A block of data
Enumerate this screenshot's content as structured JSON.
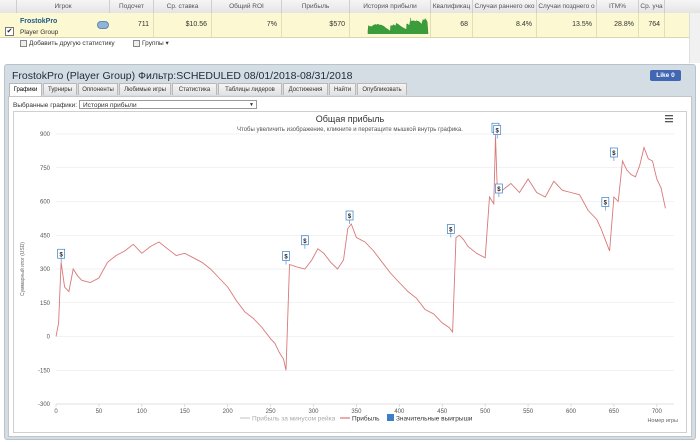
{
  "grid": {
    "columns": [
      {
        "key": "player",
        "label": "Игрок"
      },
      {
        "key": "count",
        "label": "Подсчет"
      },
      {
        "key": "avg_stake",
        "label": "Ср. ставка"
      },
      {
        "key": "roi",
        "label": "Общий ROI"
      },
      {
        "key": "profit",
        "label": "Прибыль"
      },
      {
        "key": "history",
        "label": "История прибыли"
      },
      {
        "key": "qual",
        "label": "Квалификац"
      },
      {
        "key": "early",
        "label": "Случаи раннего око"
      },
      {
        "key": "late",
        "label": "Случаи позднего о"
      },
      {
        "key": "itm",
        "label": "ITM%"
      },
      {
        "key": "avg_place",
        "label": "Ср. уча"
      }
    ],
    "row": {
      "player_name": "FrostokPro",
      "player_group": "Player Group",
      "count": "711",
      "avg_stake": "$10.56",
      "roi": "7%",
      "profit": "$570",
      "qual": "68",
      "early": "8.4%",
      "late": "13.5%",
      "itm": "28.8%",
      "avg_place": "764"
    },
    "toolbar": {
      "add_stats": "Добавить другую статистику",
      "groups": "Группы"
    }
  },
  "panel": {
    "title": "FrostokPro (Player Group) Фильтр:SCHEDULED 08/01/2018-08/31/2018",
    "like_label": "Like 0",
    "tabs": [
      "Графики",
      "Турниры",
      "Оппоненты",
      "Любимые игры",
      "Статистика",
      "Таблицы лидеров",
      "Достижения",
      "Найти",
      "Опубликовать"
    ],
    "active_tab": 0,
    "chart_select_label": "Выбранные графики:",
    "chart_select_value": "История прибыли"
  },
  "chart_data": {
    "type": "line",
    "title": "Общая прибыль",
    "subtitle": "Чтобы увеличить изображение, кликните и перетащите мышкой внутрь графика.",
    "ylabel": "Суммарный итог (USD)",
    "xlabel": "Номер игры",
    "ylim": [
      -300,
      900
    ],
    "xlim": [
      0,
      720
    ],
    "yticks": [
      -300,
      -150,
      0,
      150,
      300,
      450,
      600,
      750,
      900
    ],
    "xticks": [
      0,
      50,
      100,
      150,
      200,
      250,
      300,
      350,
      400,
      450,
      500,
      550,
      600,
      650,
      700
    ],
    "grid": "horizontal",
    "legend_position": "bottom",
    "series": [
      {
        "name": "Прибыль",
        "color": "#d9787a",
        "x": [
          0,
          3,
          6,
          10,
          15,
          20,
          25,
          30,
          40,
          50,
          60,
          70,
          80,
          90,
          100,
          110,
          120,
          130,
          140,
          150,
          160,
          170,
          180,
          190,
          200,
          210,
          220,
          230,
          240,
          250,
          255,
          260,
          265,
          268,
          272,
          280,
          290,
          298,
          305,
          312,
          320,
          328,
          335,
          340,
          344,
          350,
          360,
          370,
          380,
          390,
          400,
          410,
          420,
          430,
          440,
          450,
          458,
          462,
          466,
          470,
          475,
          480,
          490,
          500,
          505,
          510,
          512,
          514,
          516,
          520,
          530,
          540,
          550,
          560,
          570,
          580,
          590,
          600,
          610,
          620,
          630,
          635,
          640,
          645,
          650,
          655,
          660,
          665,
          670,
          675,
          680,
          685,
          690,
          695,
          700,
          705,
          710
        ],
        "y": [
          0,
          60,
          330,
          220,
          200,
          300,
          270,
          250,
          240,
          260,
          330,
          360,
          380,
          410,
          370,
          400,
          420,
          390,
          360,
          370,
          350,
          330,
          300,
          260,
          220,
          160,
          110,
          80,
          40,
          -10,
          -30,
          -70,
          -100,
          -150,
          320,
          310,
          300,
          340,
          390,
          370,
          330,
          300,
          340,
          480,
          500,
          440,
          420,
          380,
          330,
          280,
          240,
          200,
          170,
          120,
          100,
          60,
          40,
          20,
          440,
          450,
          430,
          400,
          370,
          350,
          620,
          590,
          890,
          660,
          640,
          650,
          680,
          640,
          700,
          640,
          620,
          690,
          650,
          640,
          630,
          560,
          520,
          480,
          430,
          380,
          620,
          600,
          780,
          740,
          720,
          710,
          760,
          840,
          790,
          780,
          700,
          660,
          570
        ]
      },
      {
        "name": "Прибыль за минусом рейка",
        "color": "#cccccc",
        "x": [],
        "y": []
      },
      {
        "name": "Значительные выигрыши",
        "color": "#3a7fc8",
        "marker_symbol": "$",
        "x": [
          6,
          268,
          290,
          342,
          460,
          512,
          514,
          516,
          640,
          650
        ],
        "y": [
          330,
          320,
          390,
          500,
          440,
          890,
          880,
          620,
          560,
          780
        ]
      }
    ]
  },
  "colors": {
    "grid_row": "#fbf8d2",
    "panel_bg": "#d4dde4",
    "link": "#1e5a8c",
    "sparkline": "#3a9c3a"
  }
}
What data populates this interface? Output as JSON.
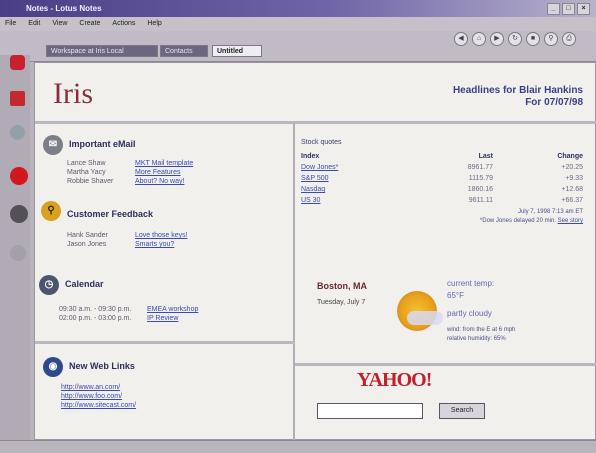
{
  "window": {
    "title": "Notes - Lotus Notes",
    "controls": [
      "_",
      "□",
      "×"
    ]
  },
  "menu": [
    "File",
    "Edit",
    "View",
    "Create",
    "Actions",
    "Help"
  ],
  "tabs": [
    "Workspace at Iris Local",
    "Contacts",
    "Untitled"
  ],
  "nav_icons": [
    "back-icon",
    "home-icon",
    "forward-icon",
    "refresh-icon",
    "stop-icon",
    "search-icon",
    "print-icon"
  ],
  "app": {
    "logo": "Iris",
    "headline_line1": "Headlines for Blair Hankins",
    "headline_line2": "For 07/07/98"
  },
  "email": {
    "title": "Important eMail",
    "items": [
      {
        "from": "Lance Shaw",
        "subject": "MKT Mail template"
      },
      {
        "from": "Martha Yacy",
        "subject": "More Features"
      },
      {
        "from": "Robbie Shaver",
        "subject": "About? No way!"
      }
    ]
  },
  "feedback": {
    "title": "Customer Feedback",
    "items": [
      {
        "from": "Hank Sander",
        "subject": "Love those keys!"
      },
      {
        "from": "Jason Jones",
        "subject": "Smarts you?"
      }
    ]
  },
  "calendar": {
    "title": "Calendar",
    "items": [
      {
        "time": "09:30 a.m. - 09:30 p.m.",
        "event": "EMEA workshop"
      },
      {
        "time": "02:00 p.m. - 03:00 p.m.",
        "event": "IP Review"
      }
    ]
  },
  "weblinks": {
    "title": "New Web Links",
    "items": [
      "http://www.an.com/",
      "http://www.foo.com/",
      "http://www.sitecast.com/"
    ]
  },
  "stocks": {
    "title": "Stock quotes",
    "headers": {
      "index": "Index",
      "last": "Last",
      "change": "Change"
    },
    "rows": [
      {
        "index": "Dow Jones*",
        "last": "8961.77",
        "change": "+20.25"
      },
      {
        "index": "S&P 500",
        "last": "1115.79",
        "change": "+9.33"
      },
      {
        "index": "Nasdaq",
        "last": "1860.16",
        "change": "+12.68"
      },
      {
        "index": "US 30",
        "last": "9611.11",
        "change": "+66.37"
      }
    ],
    "footnote1": "July 7, 1998 7:13 am ET",
    "footnote2_text": "*Dow Jones delayed 20 min.",
    "footnote2_link": "See story"
  },
  "weather": {
    "city": "Boston, MA",
    "date": "Tuesday, July 7",
    "current_label": "current temp:",
    "temp": "65°F",
    "condition": "partly cloudy",
    "wind": "wind: from the E at 6 mph",
    "humidity": "relative humidity: 65%"
  },
  "search": {
    "logo": "YAHOO!",
    "button": "Search",
    "placeholder": ""
  }
}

TASK PROMPT:
Reproduce every entry word for word, but skip any pictures.

EXERCISE ANSWER:
Enumerate this screenshot's content as structured JSON.
{
  "grid": {
    "columns": [
      {
        "key": "player",
        "label": "Игрок"
      },
      {
        "key": "count",
        "label": "Подсчет"
      },
      {
        "key": "avg_stake",
        "label": "Ср. ставка"
      },
      {
        "key": "roi",
        "label": "Общий ROI"
      },
      {
        "key": "profit",
        "label": "Прибыль"
      },
      {
        "key": "history",
        "label": "История прибыли"
      },
      {
        "key": "qual",
        "label": "Квалификац"
      },
      {
        "key": "early",
        "label": "Случаи раннего око"
      },
      {
        "key": "late",
        "label": "Случаи позднего о"
      },
      {
        "key": "itm",
        "label": "ITM%"
      },
      {
        "key": "avg_place",
        "label": "Ср. уча"
      }
    ],
    "row": {
      "player_name": "FrostokPro",
      "player_group": "Player Group",
      "count": "711",
      "avg_stake": "$10.56",
      "roi": "7%",
      "profit": "$570",
      "qual": "68",
      "early": "8.4%",
      "late": "13.5%",
      "itm": "28.8%",
      "avg_place": "764"
    },
    "toolbar": {
      "add_stats": "Добавить другую статистику",
      "groups": "Группы"
    }
  },
  "panel": {
    "title": "FrostokPro (Player Group) Фильтр:SCHEDULED 08/01/2018-08/31/2018",
    "like_label": "Like 0",
    "tabs": [
      "Графики",
      "Турниры",
      "Оппоненты",
      "Любимые игры",
      "Статистика",
      "Таблицы лидеров",
      "Достижения",
      "Найти",
      "Опубликовать"
    ],
    "active_tab": 0,
    "chart_select_label": "Выбранные графики:",
    "chart_select_value": "История прибыли"
  },
  "chart_data": {
    "type": "line",
    "title": "Общая прибыль",
    "subtitle": "Чтобы увеличить изображение, кликните и перетащите мышкой внутрь графика.",
    "ylabel": "Суммарный итог (USD)",
    "xlabel": "Номер игры",
    "ylim": [
      -300,
      900
    ],
    "xlim": [
      0,
      720
    ],
    "yticks": [
      -300,
      -150,
      0,
      150,
      300,
      450,
      600,
      750,
      900
    ],
    "xticks": [
      0,
      50,
      100,
      150,
      200,
      250,
      300,
      350,
      400,
      450,
      500,
      550,
      600,
      650,
      700
    ],
    "grid": "horizontal",
    "legend_position": "bottom",
    "series": [
      {
        "name": "Прибыль",
        "color": "#d9787a",
        "x": [
          0,
          3,
          6,
          10,
          15,
          20,
          25,
          30,
          40,
          50,
          60,
          70,
          80,
          90,
          100,
          110,
          120,
          130,
          140,
          150,
          160,
          170,
          180,
          190,
          200,
          210,
          220,
          230,
          240,
          250,
          255,
          260,
          265,
          268,
          272,
          280,
          290,
          298,
          305,
          312,
          320,
          328,
          335,
          340,
          344,
          350,
          360,
          370,
          380,
          390,
          400,
          410,
          420,
          430,
          440,
          450,
          458,
          462,
          466,
          470,
          475,
          480,
          490,
          500,
          505,
          510,
          512,
          514,
          516,
          520,
          530,
          540,
          550,
          560,
          570,
          580,
          590,
          600,
          610,
          620,
          630,
          635,
          640,
          645,
          650,
          655,
          660,
          665,
          670,
          675,
          680,
          685,
          690,
          695,
          700,
          705,
          710
        ],
        "y": [
          0,
          60,
          330,
          220,
          200,
          300,
          270,
          250,
          240,
          260,
          330,
          360,
          380,
          410,
          370,
          400,
          420,
          390,
          360,
          370,
          350,
          330,
          300,
          260,
          220,
          160,
          110,
          80,
          40,
          -10,
          -30,
          -70,
          -100,
          -150,
          320,
          310,
          300,
          340,
          390,
          370,
          330,
          300,
          340,
          480,
          500,
          440,
          420,
          380,
          330,
          280,
          240,
          200,
          170,
          120,
          100,
          60,
          40,
          20,
          440,
          450,
          430,
          400,
          370,
          350,
          620,
          590,
          890,
          660,
          640,
          650,
          680,
          640,
          700,
          640,
          620,
          690,
          650,
          640,
          630,
          560,
          520,
          480,
          430,
          380,
          620,
          600,
          780,
          740,
          720,
          710,
          760,
          840,
          790,
          780,
          700,
          660,
          570
        ]
      },
      {
        "name": "Прибыль за минусом рейка",
        "color": "#cccccc",
        "x": [],
        "y": []
      },
      {
        "name": "Значительные выигрыши",
        "color": "#3a7fc8",
        "marker_symbol": "$",
        "x": [
          6,
          268,
          290,
          342,
          460,
          512,
          514,
          516,
          640,
          650
        ],
        "y": [
          330,
          320,
          390,
          500,
          440,
          890,
          880,
          620,
          560,
          780
        ]
      }
    ]
  },
  "colors": {
    "grid_row": "#fbf8d2",
    "panel_bg": "#d4dde4",
    "link": "#1e5a8c",
    "sparkline": "#3a9c3a"
  }
}
What data populates this interface? Output as JSON.
{
  "window": {
    "title": "Notes - Lotus Notes",
    "controls": [
      "_",
      "□",
      "×"
    ]
  },
  "menu": [
    "File",
    "Edit",
    "View",
    "Create",
    "Actions",
    "Help"
  ],
  "tabs": [
    "Workspace at Iris Local",
    "Contacts",
    "Untitled"
  ],
  "nav_icons": [
    "back-icon",
    "home-icon",
    "forward-icon",
    "refresh-icon",
    "stop-icon",
    "search-icon",
    "print-icon"
  ],
  "app": {
    "logo": "Iris",
    "headline_line1": "Headlines for Blair Hankins",
    "headline_line2": "For 07/07/98"
  },
  "email": {
    "title": "Important eMail",
    "items": [
      {
        "from": "Lance Shaw",
        "subject": "MKT Mail template"
      },
      {
        "from": "Martha Yacy",
        "subject": "More Features"
      },
      {
        "from": "Robbie Shaver",
        "subject": "About? No way!"
      }
    ]
  },
  "feedback": {
    "title": "Customer Feedback",
    "items": [
      {
        "from": "Hank Sander",
        "subject": "Love those keys!"
      },
      {
        "from": "Jason Jones",
        "subject": "Smarts you?"
      }
    ]
  },
  "calendar": {
    "title": "Calendar",
    "items": [
      {
        "time": "09:30 a.m. - 09:30 p.m.",
        "event": "EMEA workshop"
      },
      {
        "time": "02:00 p.m. - 03:00 p.m.",
        "event": "IP Review"
      }
    ]
  },
  "weblinks": {
    "title": "New Web Links",
    "items": [
      "http://www.an.com/",
      "http://www.foo.com/",
      "http://www.sitecast.com/"
    ]
  },
  "stocks": {
    "title": "Stock quotes",
    "headers": {
      "index": "Index",
      "last": "Last",
      "change": "Change"
    },
    "rows": [
      {
        "index": "Dow Jones*",
        "last": "8961.77",
        "change": "+20.25"
      },
      {
        "index": "S&P 500",
        "last": "1115.79",
        "change": "+9.33"
      },
      {
        "index": "Nasdaq",
        "last": "1860.16",
        "change": "+12.68"
      },
      {
        "index": "US 30",
        "last": "9611.11",
        "change": "+66.37"
      }
    ],
    "footnote1": "July 7, 1998 7:13 am ET",
    "footnote2_text": "*Dow Jones delayed 20 min.",
    "footnote2_link": "See story"
  },
  "weather": {
    "city": "Boston, MA",
    "date": "Tuesday, July 7",
    "current_label": "current temp:",
    "temp": "65°F",
    "condition": "partly cloudy",
    "wind": "wind: from the E at 6 mph",
    "humidity": "relative humidity: 65%"
  },
  "search": {
    "logo": "YAHOO!",
    "button": "Search",
    "placeholder": ""
  }
}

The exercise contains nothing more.